### Given records:

===============

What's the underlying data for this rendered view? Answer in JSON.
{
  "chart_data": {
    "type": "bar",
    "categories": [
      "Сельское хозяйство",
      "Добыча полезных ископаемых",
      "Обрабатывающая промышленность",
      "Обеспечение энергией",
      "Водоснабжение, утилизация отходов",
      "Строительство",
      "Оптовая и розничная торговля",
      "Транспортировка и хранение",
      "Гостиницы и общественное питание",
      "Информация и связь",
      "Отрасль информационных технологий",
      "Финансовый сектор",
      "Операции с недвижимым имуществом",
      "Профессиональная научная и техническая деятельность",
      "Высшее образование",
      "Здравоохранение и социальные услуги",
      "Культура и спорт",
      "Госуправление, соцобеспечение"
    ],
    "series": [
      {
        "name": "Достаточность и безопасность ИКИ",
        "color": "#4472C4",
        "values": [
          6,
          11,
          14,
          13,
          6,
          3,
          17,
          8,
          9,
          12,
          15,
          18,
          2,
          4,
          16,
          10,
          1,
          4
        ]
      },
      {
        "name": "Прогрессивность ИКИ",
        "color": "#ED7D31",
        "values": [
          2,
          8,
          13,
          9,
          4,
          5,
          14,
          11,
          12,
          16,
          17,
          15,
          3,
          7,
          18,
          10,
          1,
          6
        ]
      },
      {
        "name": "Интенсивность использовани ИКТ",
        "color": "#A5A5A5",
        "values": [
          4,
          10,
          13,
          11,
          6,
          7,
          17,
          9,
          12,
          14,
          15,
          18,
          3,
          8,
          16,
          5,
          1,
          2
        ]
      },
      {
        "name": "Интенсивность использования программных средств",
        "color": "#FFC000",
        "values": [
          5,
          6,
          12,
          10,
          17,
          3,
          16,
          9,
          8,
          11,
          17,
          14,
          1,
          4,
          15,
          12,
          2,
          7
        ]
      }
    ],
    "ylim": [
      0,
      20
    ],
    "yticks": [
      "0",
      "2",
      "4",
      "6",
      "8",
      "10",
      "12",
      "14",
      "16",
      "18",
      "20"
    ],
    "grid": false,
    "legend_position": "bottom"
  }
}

===============

### Requirement:
Identify the lines that contain the string "color", and copy every one of them.

### Answer for this exercise:
        "color": "#4472C4",
        "color": "#ED7D31",
        "color": "#A5A5A5",
        "color": "#FFC000",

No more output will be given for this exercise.